* **Short task**
Among the records below, find each line that includes the string "ylabel" and copy it.

** begin **

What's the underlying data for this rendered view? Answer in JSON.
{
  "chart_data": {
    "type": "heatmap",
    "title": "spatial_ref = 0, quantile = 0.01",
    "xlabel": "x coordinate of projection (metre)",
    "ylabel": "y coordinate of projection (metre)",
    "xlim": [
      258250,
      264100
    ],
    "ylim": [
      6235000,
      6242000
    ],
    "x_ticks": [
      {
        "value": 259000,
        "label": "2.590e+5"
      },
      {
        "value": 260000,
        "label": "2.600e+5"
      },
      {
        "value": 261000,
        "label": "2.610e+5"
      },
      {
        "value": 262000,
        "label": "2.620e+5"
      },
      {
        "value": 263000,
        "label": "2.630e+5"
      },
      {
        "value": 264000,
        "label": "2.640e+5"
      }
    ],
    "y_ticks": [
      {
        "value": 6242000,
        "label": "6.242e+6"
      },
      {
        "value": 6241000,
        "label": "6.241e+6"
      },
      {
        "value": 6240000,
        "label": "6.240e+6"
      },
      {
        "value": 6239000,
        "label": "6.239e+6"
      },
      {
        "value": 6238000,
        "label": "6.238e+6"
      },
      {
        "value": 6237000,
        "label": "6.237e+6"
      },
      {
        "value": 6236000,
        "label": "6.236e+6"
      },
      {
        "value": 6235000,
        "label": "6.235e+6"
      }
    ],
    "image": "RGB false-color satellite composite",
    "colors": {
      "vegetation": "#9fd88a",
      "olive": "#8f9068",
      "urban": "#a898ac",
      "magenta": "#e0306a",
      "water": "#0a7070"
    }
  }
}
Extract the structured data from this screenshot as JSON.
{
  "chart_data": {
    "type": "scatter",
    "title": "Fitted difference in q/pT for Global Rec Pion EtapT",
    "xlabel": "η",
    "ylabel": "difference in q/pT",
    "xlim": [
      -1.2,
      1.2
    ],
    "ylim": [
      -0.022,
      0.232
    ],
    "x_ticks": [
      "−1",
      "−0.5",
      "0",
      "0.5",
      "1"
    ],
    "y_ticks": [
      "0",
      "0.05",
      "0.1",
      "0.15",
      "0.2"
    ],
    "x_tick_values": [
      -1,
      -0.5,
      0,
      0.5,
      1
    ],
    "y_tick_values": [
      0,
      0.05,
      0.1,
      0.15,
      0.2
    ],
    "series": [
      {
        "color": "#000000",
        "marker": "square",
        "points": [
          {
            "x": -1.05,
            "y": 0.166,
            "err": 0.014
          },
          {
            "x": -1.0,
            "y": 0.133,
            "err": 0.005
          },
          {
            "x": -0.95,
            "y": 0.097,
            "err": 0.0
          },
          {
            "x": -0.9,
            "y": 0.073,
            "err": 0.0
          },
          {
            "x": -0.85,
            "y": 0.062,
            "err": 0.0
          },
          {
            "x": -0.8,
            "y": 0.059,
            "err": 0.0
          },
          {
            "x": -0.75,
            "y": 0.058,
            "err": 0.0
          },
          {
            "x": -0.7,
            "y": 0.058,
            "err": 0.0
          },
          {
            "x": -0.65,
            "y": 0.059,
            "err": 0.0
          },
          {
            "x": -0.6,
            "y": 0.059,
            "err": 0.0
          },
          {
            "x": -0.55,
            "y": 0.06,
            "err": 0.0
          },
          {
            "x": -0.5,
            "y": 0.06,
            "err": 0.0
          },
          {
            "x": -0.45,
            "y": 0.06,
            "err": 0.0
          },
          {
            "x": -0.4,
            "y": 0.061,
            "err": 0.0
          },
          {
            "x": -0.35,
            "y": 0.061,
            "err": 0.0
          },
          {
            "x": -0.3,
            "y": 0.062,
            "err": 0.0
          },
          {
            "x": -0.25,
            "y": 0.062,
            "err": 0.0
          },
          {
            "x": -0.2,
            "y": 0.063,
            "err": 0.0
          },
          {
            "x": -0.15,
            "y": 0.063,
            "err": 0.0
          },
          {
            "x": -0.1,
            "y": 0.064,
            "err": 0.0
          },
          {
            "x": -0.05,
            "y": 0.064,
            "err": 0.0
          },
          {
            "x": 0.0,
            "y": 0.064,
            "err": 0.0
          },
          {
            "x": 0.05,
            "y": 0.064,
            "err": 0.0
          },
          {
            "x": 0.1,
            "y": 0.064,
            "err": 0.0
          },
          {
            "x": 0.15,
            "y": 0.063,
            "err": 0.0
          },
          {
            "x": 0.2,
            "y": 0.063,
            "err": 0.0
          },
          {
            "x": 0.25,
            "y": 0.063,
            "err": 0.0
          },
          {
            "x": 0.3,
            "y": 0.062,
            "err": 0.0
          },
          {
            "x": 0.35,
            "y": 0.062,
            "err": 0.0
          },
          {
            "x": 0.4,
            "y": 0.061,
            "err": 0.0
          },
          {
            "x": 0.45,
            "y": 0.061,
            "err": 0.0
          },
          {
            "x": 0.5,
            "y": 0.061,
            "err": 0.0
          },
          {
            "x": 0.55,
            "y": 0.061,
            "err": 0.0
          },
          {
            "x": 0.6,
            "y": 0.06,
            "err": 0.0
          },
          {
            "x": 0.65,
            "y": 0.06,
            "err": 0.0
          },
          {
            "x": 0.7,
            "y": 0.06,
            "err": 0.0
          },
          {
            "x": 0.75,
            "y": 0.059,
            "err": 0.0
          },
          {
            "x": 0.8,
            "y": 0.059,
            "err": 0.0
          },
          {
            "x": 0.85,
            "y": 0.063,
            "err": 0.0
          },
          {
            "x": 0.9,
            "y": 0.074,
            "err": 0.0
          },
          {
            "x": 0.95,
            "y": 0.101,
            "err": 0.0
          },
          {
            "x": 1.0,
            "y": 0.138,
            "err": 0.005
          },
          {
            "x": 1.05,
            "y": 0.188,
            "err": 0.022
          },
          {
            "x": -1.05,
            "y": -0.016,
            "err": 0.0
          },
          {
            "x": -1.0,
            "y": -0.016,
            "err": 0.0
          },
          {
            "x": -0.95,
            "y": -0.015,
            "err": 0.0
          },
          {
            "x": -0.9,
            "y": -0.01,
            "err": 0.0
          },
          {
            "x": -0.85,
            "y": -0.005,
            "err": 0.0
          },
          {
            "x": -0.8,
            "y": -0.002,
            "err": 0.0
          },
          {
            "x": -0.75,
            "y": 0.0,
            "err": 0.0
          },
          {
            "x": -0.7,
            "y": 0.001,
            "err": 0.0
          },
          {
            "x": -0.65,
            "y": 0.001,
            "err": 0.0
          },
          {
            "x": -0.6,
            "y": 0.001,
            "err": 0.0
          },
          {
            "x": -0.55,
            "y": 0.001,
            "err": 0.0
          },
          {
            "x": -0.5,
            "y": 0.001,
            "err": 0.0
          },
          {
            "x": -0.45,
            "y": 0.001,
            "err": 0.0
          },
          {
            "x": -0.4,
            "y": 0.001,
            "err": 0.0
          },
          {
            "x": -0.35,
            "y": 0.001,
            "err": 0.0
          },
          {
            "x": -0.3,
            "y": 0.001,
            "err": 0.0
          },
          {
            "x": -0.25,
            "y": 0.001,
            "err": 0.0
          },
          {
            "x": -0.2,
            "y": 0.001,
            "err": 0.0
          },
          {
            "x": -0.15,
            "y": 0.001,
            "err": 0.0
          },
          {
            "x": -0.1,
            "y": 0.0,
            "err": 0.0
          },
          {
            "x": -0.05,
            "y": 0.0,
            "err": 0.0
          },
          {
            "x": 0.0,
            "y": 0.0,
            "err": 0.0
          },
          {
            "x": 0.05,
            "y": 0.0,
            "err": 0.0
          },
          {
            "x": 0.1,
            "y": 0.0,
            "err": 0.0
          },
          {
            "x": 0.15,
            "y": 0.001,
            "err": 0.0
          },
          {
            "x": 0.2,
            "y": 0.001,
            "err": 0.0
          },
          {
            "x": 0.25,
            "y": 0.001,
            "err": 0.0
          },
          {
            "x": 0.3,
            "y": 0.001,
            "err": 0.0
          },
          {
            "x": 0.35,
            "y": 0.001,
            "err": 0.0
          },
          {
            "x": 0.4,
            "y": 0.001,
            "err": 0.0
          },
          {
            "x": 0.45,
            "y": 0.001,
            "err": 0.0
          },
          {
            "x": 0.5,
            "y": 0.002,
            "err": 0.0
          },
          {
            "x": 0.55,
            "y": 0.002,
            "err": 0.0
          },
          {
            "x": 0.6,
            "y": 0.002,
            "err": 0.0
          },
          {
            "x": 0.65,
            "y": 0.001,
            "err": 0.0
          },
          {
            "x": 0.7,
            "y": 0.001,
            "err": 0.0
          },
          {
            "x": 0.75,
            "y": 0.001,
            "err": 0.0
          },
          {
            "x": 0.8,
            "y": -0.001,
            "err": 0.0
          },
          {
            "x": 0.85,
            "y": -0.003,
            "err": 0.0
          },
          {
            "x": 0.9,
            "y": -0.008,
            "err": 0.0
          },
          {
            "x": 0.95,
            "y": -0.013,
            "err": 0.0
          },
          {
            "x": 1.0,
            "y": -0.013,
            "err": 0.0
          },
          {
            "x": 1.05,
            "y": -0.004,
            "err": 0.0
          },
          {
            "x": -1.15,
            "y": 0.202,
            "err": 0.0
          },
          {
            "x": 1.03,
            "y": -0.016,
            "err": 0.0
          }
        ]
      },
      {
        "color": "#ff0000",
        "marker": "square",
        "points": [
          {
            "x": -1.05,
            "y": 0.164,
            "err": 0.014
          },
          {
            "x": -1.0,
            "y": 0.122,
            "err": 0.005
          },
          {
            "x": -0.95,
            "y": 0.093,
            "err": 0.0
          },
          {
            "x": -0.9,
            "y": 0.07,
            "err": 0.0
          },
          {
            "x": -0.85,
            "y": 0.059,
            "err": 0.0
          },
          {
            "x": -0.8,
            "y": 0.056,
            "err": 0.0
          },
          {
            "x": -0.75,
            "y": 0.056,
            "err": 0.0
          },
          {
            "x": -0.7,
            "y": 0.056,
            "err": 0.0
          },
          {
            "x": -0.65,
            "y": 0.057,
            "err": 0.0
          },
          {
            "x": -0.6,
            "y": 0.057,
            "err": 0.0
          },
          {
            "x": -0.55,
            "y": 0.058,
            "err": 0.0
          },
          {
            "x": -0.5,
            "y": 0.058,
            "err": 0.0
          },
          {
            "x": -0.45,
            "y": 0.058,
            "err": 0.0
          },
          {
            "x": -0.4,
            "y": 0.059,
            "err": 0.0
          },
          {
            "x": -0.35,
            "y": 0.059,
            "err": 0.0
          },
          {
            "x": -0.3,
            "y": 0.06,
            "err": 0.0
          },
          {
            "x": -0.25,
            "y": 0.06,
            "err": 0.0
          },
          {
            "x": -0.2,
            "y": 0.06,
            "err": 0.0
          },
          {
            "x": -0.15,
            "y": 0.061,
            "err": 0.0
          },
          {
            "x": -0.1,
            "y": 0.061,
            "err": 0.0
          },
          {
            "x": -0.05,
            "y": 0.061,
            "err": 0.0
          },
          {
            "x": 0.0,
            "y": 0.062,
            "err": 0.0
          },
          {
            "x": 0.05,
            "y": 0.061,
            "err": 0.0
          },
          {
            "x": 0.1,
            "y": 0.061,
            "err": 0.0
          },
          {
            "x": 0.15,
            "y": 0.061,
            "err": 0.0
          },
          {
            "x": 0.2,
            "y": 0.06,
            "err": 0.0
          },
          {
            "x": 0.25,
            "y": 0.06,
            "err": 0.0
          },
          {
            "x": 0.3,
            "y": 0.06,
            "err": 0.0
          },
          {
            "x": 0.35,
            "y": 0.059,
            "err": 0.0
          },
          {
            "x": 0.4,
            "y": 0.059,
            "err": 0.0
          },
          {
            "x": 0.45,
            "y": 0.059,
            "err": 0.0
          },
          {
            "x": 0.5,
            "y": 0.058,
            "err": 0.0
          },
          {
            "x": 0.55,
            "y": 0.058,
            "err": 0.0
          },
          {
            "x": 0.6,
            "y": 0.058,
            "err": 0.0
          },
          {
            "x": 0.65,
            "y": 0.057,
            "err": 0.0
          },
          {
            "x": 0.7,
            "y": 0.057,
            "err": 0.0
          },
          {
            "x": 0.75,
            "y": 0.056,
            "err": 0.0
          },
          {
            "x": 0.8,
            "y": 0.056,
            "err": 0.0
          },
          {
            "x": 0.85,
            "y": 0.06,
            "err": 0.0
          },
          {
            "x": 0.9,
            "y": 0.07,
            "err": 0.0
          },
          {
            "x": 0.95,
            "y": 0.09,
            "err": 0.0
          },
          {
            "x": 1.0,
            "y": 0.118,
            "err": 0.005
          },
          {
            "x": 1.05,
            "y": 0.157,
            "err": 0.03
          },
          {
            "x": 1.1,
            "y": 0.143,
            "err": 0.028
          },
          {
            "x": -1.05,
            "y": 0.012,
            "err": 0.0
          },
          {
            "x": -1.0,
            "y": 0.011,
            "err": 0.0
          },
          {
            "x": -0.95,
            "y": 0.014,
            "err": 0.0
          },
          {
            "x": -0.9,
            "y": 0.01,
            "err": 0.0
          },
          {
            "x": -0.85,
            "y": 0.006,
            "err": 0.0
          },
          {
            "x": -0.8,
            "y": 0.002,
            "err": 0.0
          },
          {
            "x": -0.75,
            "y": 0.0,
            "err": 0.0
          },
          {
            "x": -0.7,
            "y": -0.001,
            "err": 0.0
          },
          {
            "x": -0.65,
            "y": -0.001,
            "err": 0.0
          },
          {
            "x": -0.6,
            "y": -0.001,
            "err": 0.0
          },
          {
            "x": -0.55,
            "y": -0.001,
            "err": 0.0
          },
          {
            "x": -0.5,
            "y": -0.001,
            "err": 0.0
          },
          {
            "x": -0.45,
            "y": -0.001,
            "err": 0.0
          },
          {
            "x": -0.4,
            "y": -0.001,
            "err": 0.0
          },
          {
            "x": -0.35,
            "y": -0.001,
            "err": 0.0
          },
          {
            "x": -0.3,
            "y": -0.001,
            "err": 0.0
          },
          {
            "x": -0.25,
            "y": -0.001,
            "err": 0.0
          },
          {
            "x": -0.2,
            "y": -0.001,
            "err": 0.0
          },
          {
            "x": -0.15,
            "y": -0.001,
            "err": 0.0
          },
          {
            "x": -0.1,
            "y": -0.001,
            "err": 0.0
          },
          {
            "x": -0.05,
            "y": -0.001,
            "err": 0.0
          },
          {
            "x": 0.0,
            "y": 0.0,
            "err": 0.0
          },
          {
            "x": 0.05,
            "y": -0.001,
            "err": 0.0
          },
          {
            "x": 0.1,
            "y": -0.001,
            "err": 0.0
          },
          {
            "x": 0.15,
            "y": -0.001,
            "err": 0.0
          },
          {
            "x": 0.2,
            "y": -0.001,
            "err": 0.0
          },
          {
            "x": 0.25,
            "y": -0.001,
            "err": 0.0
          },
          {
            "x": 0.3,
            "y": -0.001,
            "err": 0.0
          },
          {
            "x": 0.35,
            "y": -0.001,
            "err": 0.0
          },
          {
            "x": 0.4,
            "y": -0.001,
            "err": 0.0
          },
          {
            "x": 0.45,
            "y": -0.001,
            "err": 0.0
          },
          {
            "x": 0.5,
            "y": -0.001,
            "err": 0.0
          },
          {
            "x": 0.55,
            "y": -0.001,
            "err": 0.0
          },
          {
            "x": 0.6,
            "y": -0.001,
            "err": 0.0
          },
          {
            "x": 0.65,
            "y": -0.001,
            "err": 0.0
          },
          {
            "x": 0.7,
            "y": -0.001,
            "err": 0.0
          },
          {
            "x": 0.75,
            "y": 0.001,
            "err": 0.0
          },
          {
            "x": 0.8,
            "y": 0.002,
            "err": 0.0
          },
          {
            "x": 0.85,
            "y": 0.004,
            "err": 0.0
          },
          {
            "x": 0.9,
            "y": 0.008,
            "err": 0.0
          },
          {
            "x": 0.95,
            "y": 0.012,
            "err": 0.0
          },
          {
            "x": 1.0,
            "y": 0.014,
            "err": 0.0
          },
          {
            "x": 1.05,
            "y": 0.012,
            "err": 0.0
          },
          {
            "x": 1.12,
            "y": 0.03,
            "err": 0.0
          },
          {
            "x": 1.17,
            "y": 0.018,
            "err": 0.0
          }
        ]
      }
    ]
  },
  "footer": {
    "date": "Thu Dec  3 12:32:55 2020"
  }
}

** end **

* **Correct output**
    "ylabel": "y coordinate of projection (metre)",
    "ylabel": "difference in q/pT",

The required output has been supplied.